* _EXERCISE DESCRIPTION_: Set down each entry from the block beneath, exactly as written.

(Stored data)
----

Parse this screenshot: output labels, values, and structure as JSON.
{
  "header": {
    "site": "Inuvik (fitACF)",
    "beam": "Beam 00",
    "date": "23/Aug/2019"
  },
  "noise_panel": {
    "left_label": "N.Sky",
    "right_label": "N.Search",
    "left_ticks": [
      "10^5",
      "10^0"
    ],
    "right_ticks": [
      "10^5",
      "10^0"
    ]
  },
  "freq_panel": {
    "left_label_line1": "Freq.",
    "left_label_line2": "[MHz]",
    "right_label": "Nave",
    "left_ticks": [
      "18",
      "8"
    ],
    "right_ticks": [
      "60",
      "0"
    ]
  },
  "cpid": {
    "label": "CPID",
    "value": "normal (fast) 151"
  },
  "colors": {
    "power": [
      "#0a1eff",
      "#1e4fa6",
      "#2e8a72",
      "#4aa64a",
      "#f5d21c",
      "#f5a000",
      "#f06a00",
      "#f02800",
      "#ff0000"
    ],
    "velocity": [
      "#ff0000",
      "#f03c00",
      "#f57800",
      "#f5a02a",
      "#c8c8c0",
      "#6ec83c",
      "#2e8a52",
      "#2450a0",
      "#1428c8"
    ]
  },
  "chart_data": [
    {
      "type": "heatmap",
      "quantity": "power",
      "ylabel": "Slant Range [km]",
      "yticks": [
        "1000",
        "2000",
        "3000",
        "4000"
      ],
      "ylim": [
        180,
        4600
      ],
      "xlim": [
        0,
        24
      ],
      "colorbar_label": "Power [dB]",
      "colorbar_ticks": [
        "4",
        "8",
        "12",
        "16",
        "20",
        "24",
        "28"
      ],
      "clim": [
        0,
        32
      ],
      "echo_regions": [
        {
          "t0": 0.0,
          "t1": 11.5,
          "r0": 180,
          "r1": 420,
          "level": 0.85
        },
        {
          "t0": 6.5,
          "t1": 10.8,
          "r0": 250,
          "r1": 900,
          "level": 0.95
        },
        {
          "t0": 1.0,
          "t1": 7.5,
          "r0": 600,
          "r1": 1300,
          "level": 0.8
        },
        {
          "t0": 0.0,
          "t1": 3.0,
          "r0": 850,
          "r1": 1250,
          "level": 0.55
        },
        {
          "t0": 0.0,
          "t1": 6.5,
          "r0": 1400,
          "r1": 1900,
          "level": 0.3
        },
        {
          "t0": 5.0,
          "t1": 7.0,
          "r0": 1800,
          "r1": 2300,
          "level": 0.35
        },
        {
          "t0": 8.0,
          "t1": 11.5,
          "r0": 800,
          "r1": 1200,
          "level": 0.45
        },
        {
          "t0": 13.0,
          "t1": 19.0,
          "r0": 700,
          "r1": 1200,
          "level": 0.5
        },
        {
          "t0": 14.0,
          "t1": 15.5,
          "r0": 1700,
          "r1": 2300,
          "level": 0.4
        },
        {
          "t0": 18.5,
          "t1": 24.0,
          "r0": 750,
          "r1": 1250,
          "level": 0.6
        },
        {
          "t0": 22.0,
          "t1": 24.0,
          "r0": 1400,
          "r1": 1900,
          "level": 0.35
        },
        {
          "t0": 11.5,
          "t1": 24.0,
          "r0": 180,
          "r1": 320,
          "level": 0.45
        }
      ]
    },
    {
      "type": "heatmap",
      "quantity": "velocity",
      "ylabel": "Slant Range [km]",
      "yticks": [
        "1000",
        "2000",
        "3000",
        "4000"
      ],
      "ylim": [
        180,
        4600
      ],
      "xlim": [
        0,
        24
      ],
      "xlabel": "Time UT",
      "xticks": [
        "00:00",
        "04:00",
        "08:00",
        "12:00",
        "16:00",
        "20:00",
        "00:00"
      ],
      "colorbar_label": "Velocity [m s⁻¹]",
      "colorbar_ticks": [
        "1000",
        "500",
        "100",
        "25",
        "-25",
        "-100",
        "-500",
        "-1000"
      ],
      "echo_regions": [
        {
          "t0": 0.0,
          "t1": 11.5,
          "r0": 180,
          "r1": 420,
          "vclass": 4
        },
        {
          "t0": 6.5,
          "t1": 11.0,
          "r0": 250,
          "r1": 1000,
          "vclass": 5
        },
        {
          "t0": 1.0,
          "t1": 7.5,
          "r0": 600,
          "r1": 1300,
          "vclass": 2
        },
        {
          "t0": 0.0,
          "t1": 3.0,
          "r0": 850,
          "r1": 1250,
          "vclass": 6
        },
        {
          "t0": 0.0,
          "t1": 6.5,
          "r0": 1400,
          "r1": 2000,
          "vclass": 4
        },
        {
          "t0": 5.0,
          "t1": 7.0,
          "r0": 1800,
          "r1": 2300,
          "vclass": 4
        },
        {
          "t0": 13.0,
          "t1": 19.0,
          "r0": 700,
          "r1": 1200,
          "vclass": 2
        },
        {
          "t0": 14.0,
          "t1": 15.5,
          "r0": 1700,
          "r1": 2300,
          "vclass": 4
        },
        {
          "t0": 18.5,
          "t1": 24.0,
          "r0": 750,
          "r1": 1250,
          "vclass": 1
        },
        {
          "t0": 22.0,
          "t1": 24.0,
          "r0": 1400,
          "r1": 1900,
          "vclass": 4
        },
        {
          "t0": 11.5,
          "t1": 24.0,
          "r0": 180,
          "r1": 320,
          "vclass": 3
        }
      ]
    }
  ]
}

----

* _CORRECT RESULT_:
Parse this screenshot: output labels, values, and structure as JSON.
{
  "header": {
    "site": "Inuvik (fitACF)",
    "beam": "Beam 00",
    "date": "23/Aug/2019"
  },
  "noise_panel": {
    "left_label": "N.Sky",
    "right_label": "N.Search",
    "left_ticks": [
      "10^5",
      "10^0"
    ],
    "right_ticks": [
      "10^5",
      "10^0"
    ]
  },
  "freq_panel": {
    "left_label_line1": "Freq.",
    "left_label_line2": "[MHz]",
    "right_label": "Nave",
    "left_ticks": [
      "18",
      "8"
    ],
    "right_ticks": [
      "60",
      "0"
    ]
  },
  "cpid": {
    "label": "CPID",
    "value": "normal (fast) 151"
  },
  "colors": {
    "power": [
      "#0a1eff",
      "#1e4fa6",
      "#2e8a72",
      "#4aa64a",
      "#f5d21c",
      "#f5a000",
      "#f06a00",
      "#f02800",
      "#ff0000"
    ],
    "velocity": [
      "#ff0000",
      "#f03c00",
      "#f57800",
      "#f5a02a",
      "#c8c8c0",
      "#6ec83c",
      "#2e8a52",
      "#2450a0",
      "#1428c8"
    ]
  },
  "chart_data": [
    {
      "type": "heatmap",
      "quantity": "power",
      "ylabel": "Slant Range [km]",
      "yticks": [
        "1000",
        "2000",
        "3000",
        "4000"
      ],
      "ylim": [
        180,
        4600
      ],
      "xlim": [
        0,
        24
      ],
      "colorbar_label": "Power [dB]",
      "colorbar_ticks": [
        "4",
        "8",
        "12",
        "16",
        "20",
        "24",
        "28"
      ],
      "clim": [
        0,
        32
      ],
      "echo_regions": [
        {
          "t0": 0.0,
          "t1": 11.5,
          "r0": 180,
          "r1": 420,
          "level": 0.85
        },
        {
          "t0": 6.5,
          "t1": 10.8,
          "r0": 250,
          "r1": 900,
          "level": 0.95
        },
        {
          "t0": 1.0,
          "t1": 7.5,
          "r0": 600,
          "r1": 1300,
          "level": 0.8
        },
        {
          "t0": 0.0,
          "t1": 3.0,
          "r0": 850,
          "r1": 1250,
          "level": 0.55
        },
        {
          "t0": 0.0,
          "t1": 6.5,
          "r0": 1400,
          "r1": 1900,
          "level": 0.3
        },
        {
          "t0": 5.0,
          "t1": 7.0,
          "r0": 1800,
          "r1": 2300,
          "level": 0.35
        },
        {
          "t0": 8.0,
          "t1": 11.5,
          "r0": 800,
          "r1": 1200,
          "level": 0.45
        },
        {
          "t0": 13.0,
          "t1": 19.0,
          "r0": 700,
          "r1": 1200,
          "level": 0.5
        },
        {
          "t0": 14.0,
          "t1": 15.5,
          "r0": 1700,
          "r1": 2300,
          "level": 0.4
        },
        {
          "t0": 18.5,
          "t1": 24.0,
          "r0": 750,
          "r1": 1250,
          "level": 0.6
        },
        {
          "t0": 22.0,
          "t1": 24.0,
          "r0": 1400,
          "r1": 1900,
          "level": 0.35
        },
        {
          "t0": 11.5,
          "t1": 24.0,
          "r0": 180,
          "r1": 320,
          "level": 0.45
        }
      ]
    },
    {
      "type": "heatmap",
      "quantity": "velocity",
      "ylabel": "Slant Range [km]",
      "yticks": [
        "1000",
        "2000",
        "3000",
        "4000"
      ],
      "ylim": [
        180,
        4600
      ],
      "xlim": [
        0,
        24
      ],
      "xlabel": "Time UT",
      "xticks": [
        "00:00",
        "04:00",
        "08:00",
        "12:00",
        "16:00",
        "20:00",
        "00:00"
      ],
      "colorbar_label": "Velocity [m s⁻¹]",
      "colorbar_ticks": [
        "1000",
        "500",
        "100",
        "25",
        "-25",
        "-100",
        "-500",
        "-1000"
      ],
      "echo_regions": [
        {
          "t0": 0.0,
          "t1": 11.5,
          "r0": 180,
          "r1": 420,
          "vclass": 4
        },
        {
          "t0": 6.5,
          "t1": 11.0,
          "r0": 250,
          "r1": 1000,
          "vclass": 5
        },
        {
          "t0": 1.0,
          "t1": 7.5,
          "r0": 600,
          "r1": 1300,
          "vclass": 2
        },
        {
          "t0": 0.0,
          "t1": 3.0,
          "r0": 850,
          "r1": 1250,
          "vclass": 6
        },
        {
          "t0": 0.0,
          "t1": 6.5,
          "r0": 1400,
          "r1": 2000,
          "vclass": 4
        },
        {
          "t0": 5.0,
          "t1": 7.0,
          "r0": 1800,
          "r1": 2300,
          "vclass": 4
        },
        {
          "t0": 13.0,
          "t1": 19.0,
          "r0": 700,
          "r1": 1200,
          "vclass": 2
        },
        {
          "t0": 14.0,
          "t1": 15.5,
          "r0": 1700,
          "r1": 2300,
          "vclass": 4
        },
        {
          "t0": 18.5,
          "t1": 24.0,
          "r0": 750,
          "r1": 1250,
          "vclass": 1
        },
        {
          "t0": 22.0,
          "t1": 24.0,
          "r0": 1400,
          "r1": 1900,
          "vclass": 4
        },
        {
          "t0": 11.5,
          "t1": 24.0,
          "r0": 180,
          "r1": 320,
          "vclass": 3
        }
      ]
    }
  ]
}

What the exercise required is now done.